#### SOURCE DATA ####

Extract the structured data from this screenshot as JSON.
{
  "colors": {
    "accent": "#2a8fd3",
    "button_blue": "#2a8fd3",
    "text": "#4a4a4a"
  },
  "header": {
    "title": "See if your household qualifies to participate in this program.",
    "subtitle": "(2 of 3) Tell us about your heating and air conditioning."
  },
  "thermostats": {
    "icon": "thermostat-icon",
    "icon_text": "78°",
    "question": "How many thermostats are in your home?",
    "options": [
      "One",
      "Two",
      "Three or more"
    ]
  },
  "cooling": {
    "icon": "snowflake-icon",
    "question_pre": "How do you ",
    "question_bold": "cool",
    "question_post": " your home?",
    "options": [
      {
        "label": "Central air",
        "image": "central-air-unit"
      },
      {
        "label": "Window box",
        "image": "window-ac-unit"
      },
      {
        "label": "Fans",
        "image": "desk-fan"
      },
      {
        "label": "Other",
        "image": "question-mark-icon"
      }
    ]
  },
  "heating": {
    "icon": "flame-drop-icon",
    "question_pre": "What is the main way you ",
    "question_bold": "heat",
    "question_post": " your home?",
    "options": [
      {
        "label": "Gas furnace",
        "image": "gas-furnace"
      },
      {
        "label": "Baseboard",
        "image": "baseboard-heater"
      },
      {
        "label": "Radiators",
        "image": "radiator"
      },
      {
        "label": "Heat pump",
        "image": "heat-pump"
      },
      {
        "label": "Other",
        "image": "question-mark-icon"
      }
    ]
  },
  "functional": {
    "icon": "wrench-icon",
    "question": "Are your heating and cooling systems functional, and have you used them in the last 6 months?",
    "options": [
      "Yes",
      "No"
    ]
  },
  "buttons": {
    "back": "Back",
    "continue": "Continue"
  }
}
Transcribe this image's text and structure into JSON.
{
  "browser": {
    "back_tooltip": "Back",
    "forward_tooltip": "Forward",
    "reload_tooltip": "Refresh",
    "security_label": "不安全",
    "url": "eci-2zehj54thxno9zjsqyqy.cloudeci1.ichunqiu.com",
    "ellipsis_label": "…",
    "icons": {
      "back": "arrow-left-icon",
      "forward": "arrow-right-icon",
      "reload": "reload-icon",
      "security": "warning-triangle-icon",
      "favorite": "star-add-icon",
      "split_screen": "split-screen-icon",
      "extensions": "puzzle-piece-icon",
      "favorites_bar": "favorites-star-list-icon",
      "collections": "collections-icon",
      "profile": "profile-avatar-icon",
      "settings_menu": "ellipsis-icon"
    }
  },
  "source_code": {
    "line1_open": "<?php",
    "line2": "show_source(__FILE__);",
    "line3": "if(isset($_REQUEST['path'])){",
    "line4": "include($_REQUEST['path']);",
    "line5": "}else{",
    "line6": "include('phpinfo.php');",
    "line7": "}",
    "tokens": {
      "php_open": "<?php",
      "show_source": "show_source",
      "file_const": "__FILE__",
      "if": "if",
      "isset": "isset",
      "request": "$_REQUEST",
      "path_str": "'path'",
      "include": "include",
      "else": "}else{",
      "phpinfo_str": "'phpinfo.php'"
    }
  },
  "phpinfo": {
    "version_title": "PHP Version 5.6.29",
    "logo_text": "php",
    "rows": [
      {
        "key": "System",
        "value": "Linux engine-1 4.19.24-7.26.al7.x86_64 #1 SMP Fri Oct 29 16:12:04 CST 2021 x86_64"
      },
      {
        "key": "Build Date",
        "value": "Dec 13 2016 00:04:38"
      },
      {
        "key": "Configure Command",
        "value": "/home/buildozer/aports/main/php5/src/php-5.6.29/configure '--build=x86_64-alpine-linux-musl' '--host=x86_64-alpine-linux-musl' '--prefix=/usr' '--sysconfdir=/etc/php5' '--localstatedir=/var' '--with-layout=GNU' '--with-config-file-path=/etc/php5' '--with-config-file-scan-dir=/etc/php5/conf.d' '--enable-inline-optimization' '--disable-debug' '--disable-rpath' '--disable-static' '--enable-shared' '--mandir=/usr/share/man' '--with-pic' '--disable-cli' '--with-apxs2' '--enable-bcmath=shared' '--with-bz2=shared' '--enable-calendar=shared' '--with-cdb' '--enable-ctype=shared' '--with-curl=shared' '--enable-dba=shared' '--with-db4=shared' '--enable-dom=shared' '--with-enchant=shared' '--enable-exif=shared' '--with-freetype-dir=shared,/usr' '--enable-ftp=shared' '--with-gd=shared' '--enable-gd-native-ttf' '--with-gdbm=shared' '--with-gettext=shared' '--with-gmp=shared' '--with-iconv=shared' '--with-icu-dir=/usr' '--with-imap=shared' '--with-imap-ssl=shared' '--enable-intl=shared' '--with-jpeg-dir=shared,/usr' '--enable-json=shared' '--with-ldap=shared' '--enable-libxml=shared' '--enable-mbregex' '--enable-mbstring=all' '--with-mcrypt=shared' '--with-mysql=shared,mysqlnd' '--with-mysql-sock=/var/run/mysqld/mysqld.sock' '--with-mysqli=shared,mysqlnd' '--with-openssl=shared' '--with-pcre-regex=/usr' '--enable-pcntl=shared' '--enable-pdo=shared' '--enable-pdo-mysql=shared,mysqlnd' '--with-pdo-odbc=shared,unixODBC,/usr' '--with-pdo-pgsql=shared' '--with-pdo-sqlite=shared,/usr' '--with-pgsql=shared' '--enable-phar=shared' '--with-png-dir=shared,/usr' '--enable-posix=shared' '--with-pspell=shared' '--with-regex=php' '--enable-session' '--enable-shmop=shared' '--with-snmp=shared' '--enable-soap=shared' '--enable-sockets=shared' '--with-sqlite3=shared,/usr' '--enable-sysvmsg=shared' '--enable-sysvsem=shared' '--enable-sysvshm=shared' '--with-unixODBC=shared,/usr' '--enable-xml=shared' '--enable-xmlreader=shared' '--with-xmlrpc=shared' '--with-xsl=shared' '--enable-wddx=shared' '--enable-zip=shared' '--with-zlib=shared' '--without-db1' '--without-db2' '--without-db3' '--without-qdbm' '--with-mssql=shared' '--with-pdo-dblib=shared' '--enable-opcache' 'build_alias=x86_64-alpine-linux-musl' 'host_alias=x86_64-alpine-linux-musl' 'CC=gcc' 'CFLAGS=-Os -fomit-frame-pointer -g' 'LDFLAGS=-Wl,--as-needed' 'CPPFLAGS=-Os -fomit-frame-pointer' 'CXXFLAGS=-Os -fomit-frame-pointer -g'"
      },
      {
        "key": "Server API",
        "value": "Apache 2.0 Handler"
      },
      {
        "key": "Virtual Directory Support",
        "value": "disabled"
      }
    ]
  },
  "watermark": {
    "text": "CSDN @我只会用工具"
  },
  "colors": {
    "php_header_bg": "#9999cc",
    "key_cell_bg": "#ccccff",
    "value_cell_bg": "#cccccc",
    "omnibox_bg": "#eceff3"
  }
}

####

Extract each line from the listing above, please, and repeat it exactly.

Extract the structured data from this screenshot as JSON.
{
  "colors": {
    "accent": "#2a8fd3",
    "button_blue": "#2a8fd3",
    "text": "#4a4a4a"
  },
  "header": {
    "title": "See if your household qualifies to participate in this program.",
    "subtitle": "(2 of 3) Tell us about your heating and air conditioning."
  },
  "thermostats": {
    "icon": "thermostat-icon",
    "icon_text": "78°",
    "question": "How many thermostats are in your home?",
    "options": [
      "One",
      "Two",
      "Three or more"
    ]
  },
  "cooling": {
    "icon": "snowflake-icon",
    "question_pre": "How do you ",
    "question_bold": "cool",
    "question_post": " your home?",
    "options": [
      {
        "label": "Central air",
        "image": "central-air-unit"
      },
      {
        "label": "Window box",
        "image": "window-ac-unit"
      },
      {
        "label": "Fans",
        "image": "desk-fan"
      },
      {
        "label": "Other",
        "image": "question-mark-icon"
      }
    ]
  },
  "heating": {
    "icon": "flame-drop-icon",
    "question_pre": "What is the main way you ",
    "question_bold": "heat",
    "question_post": " your home?",
    "options": [
      {
        "label": "Gas furnace",
        "image": "gas-furnace"
      },
      {
        "label": "Baseboard",
        "image": "baseboard-heater"
      },
      {
        "label": "Radiators",
        "image": "radiator"
      },
      {
        "label": "Heat pump",
        "image": "heat-pump"
      },
      {
        "label": "Other",
        "image": "question-mark-icon"
      }
    ]
  },
  "functional": {
    "icon": "wrench-icon",
    "question": "Are your heating and cooling systems functional, and have you used them in the last 6 months?",
    "options": [
      "Yes",
      "No"
    ]
  },
  "buttons": {
    "back": "Back",
    "continue": "Continue"
  }
}
Transcribe this image's text and structure into JSON.
{
  "browser": {
    "back_tooltip": "Back",
    "forward_tooltip": "Forward",
    "reload_tooltip": "Refresh",
    "security_label": "不安全",
    "url": "eci-2zehj54thxno9zjsqyqy.cloudeci1.ichunqiu.com",
    "ellipsis_label": "…",
    "icons": {
      "back": "arrow-left-icon",
      "forward": "arrow-right-icon",
      "reload": "reload-icon",
      "security": "warning-triangle-icon",
      "favorite": "star-add-icon",
      "split_screen": "split-screen-icon",
      "extensions": "puzzle-piece-icon",
      "favorites_bar": "favorites-star-list-icon",
      "collections": "collections-icon",
      "profile": "profile-avatar-icon",
      "settings_menu": "ellipsis-icon"
    }
  },
  "source_code": {
    "line1_open": "<?php",
    "line2": "show_source(__FILE__);",
    "line3": "if(isset($_REQUEST['path'])){",
    "line4": "include($_REQUEST['path']);",
    "line5": "}else{",
    "line6": "include('phpinfo.php');",
    "line7": "}",
    "tokens": {
      "php_open": "<?php",
      "show_source": "show_source",
      "file_const": "__FILE__",
      "if": "if",
      "isset": "isset",
      "request": "$_REQUEST",
      "path_str": "'path'",
      "include": "include",
      "else": "}else{",
      "phpinfo_str": "'phpinfo.php'"
    }
  },
  "phpinfo": {
    "version_title": "PHP Version 5.6.29",
    "logo_text": "php",
    "rows": [
      {
        "key": "System",
        "value": "Linux engine-1 4.19.24-7.26.al7.x86_64 #1 SMP Fri Oct 29 16:12:04 CST 2021 x86_64"
      },
      {
        "key": "Build Date",
        "value": "Dec 13 2016 00:04:38"
      },
      {
        "key": "Configure Command",
        "value": "/home/buildozer/aports/main/php5/src/php-5.6.29/configure '--build=x86_64-alpine-linux-musl' '--host=x86_64-alpine-linux-musl' '--prefix=/usr' '--sysconfdir=/etc/php5' '--localstatedir=/var' '--with-layout=GNU' '--with-config-file-path=/etc/php5' '--with-config-file-scan-dir=/etc/php5/conf.d' '--enable-inline-optimization' '--disable-debug' '--disable-rpath' '--disable-static' '--enable-shared' '--mandir=/usr/share/man' '--with-pic' '--disable-cli' '--with-apxs2' '--enable-bcmath=shared' '--with-bz2=shared' '--enable-calendar=shared' '--with-cdb' '--enable-ctype=shared' '--with-curl=shared' '--enable-dba=shared' '--with-db4=shared' '--enable-dom=shared' '--with-enchant=shared' '--enable-exif=shared' '--with-freetype-dir=shared,/usr' '--enable-ftp=shared' '--with-gd=shared' '--enable-gd-native-ttf' '--with-gdbm=shared' '--with-gettext=shared' '--with-gmp=shared' '--with-iconv=shared' '--with-icu-dir=/usr' '--with-imap=shared' '--with-imap-ssl=shared' '--enable-intl=shared' '--with-jpeg-dir=shared,/usr' '--enable-json=shared' '--with-ldap=shared' '--enable-libxml=shared' '--enable-mbregex' '--enable-mbstring=all' '--with-mcrypt=shared' '--with-mysql=shared,mysqlnd' '--with-mysql-sock=/var/run/mysqld/mysqld.sock' '--with-mysqli=shared,mysqlnd' '--with-openssl=shared' '--with-pcre-regex=/usr' '--enable-pcntl=shared' '--enable-pdo=shared' '--enable-pdo-mysql=shared,mysqlnd' '--with-pdo-odbc=shared,unixODBC,/usr' '--with-pdo-pgsql=shared' '--with-pdo-sqlite=shared,/usr' '--with-pgsql=shared' '--enable-phar=shared' '--with-png-dir=shared,/usr' '--enable-posix=shared' '--with-pspell=shared' '--with-regex=php' '--enable-session' '--enable-shmop=shared' '--with-snmp=shared' '--enable-soap=shared' '--enable-sockets=shared' '--with-sqlite3=shared,/usr' '--enable-sysvmsg=shared' '--enable-sysvsem=shared' '--enable-sysvshm=shared' '--with-unixODBC=shared,/usr' '--enable-xml=shared' '--enable-xmlreader=shared' '--with-xmlrpc=shared' '--with-xsl=shared' '--enable-wddx=shared' '--enable-zip=shared' '--with-zlib=shared' '--without-db1' '--without-db2' '--without-db3' '--without-qdbm' '--with-mssql=shared' '--with-pdo-dblib=shared' '--enable-opcache' 'build_alias=x86_64-alpine-linux-musl' 'host_alias=x86_64-alpine-linux-musl' 'CC=gcc' 'CFLAGS=-Os -fomit-frame-pointer -g' 'LDFLAGS=-Wl,--as-needed' 'CPPFLAGS=-Os -fomit-frame-pointer' 'CXXFLAGS=-Os -fomit-frame-pointer -g'"
      },
      {
        "key": "Server API",
        "value": "Apache 2.0 Handler"
      },
      {
        "key": "Virtual Directory Support",
        "value": "disabled"
      }
    ]
  },
  "watermark": {
    "text": "CSDN @我只会用工具"
  },
  "colors": {
    "php_header_bg": "#9999cc",
    "key_cell_bg": "#ccccff",
    "value_cell_bg": "#cccccc",
    "omnibox_bg": "#eceff3"
  }
}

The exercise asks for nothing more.